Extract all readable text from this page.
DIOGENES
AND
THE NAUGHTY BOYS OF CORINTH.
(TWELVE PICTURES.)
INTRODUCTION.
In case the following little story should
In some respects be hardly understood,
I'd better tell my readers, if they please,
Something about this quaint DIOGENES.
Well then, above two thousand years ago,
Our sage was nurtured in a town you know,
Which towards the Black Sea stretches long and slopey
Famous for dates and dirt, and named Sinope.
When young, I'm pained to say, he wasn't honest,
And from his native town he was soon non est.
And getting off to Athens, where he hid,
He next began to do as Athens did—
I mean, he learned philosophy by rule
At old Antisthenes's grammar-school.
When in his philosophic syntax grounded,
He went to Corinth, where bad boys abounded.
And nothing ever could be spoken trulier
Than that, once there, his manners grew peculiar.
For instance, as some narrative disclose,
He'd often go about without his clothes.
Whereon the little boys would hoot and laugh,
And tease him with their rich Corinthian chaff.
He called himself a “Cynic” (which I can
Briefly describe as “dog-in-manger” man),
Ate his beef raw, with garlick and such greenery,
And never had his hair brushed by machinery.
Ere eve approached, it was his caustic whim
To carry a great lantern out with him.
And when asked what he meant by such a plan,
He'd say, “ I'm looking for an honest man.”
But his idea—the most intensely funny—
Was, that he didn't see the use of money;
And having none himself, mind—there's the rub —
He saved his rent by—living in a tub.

= = = =

Reproduce every line of the material above exactly.

Exercise result:
Extract all readable text from this page.
DIOGENES
AND
THE NAUGHTY BOYS OF CORINTH.
(TWELVE PICTURES.)
INTRODUCTION.
In case the following little story should
In some respects be hardly understood,
I'd better tell my readers, if they please,
Something about this quaint DIOGENES.
Well then, above two thousand years ago,
Our sage was nurtured in a town you know,
Which towards the Black Sea stretches long and slopey
Famous for dates and dirt, and named Sinope.
When young, I'm pained to say, he wasn't honest,
And from his native town he was soon non est.
And getting off to Athens, where he hid,
He next began to do as Athens did—
I mean, he learned philosophy by rule
At old Antisthenes's grammar-school.
When in his philosophic syntax grounded,
He went to Corinth, where bad boys abounded.
And nothing ever could be spoken trulier
Than that, once there, his manners grew peculiar.
For instance, as some narrative disclose,
He'd often go about without his clothes.
Whereon the little boys would hoot and laugh,
And tease him with their rich Corinthian chaff.
He called himself a “Cynic” (which I can
Briefly describe as “dog-in-manger” man),
Ate his beef raw, with garlick and such greenery,
And never had his hair brushed by machinery.
Ere eve approached, it was his caustic whim
To carry a great lantern out with him.
And when asked what he meant by such a plan,
He'd say, “ I'm looking for an honest man.”
But his idea—the most intensely funny—
Was, that he didn't see the use of money;
And having none himself, mind—there's the rub —
He saved his rent by—living in a tub.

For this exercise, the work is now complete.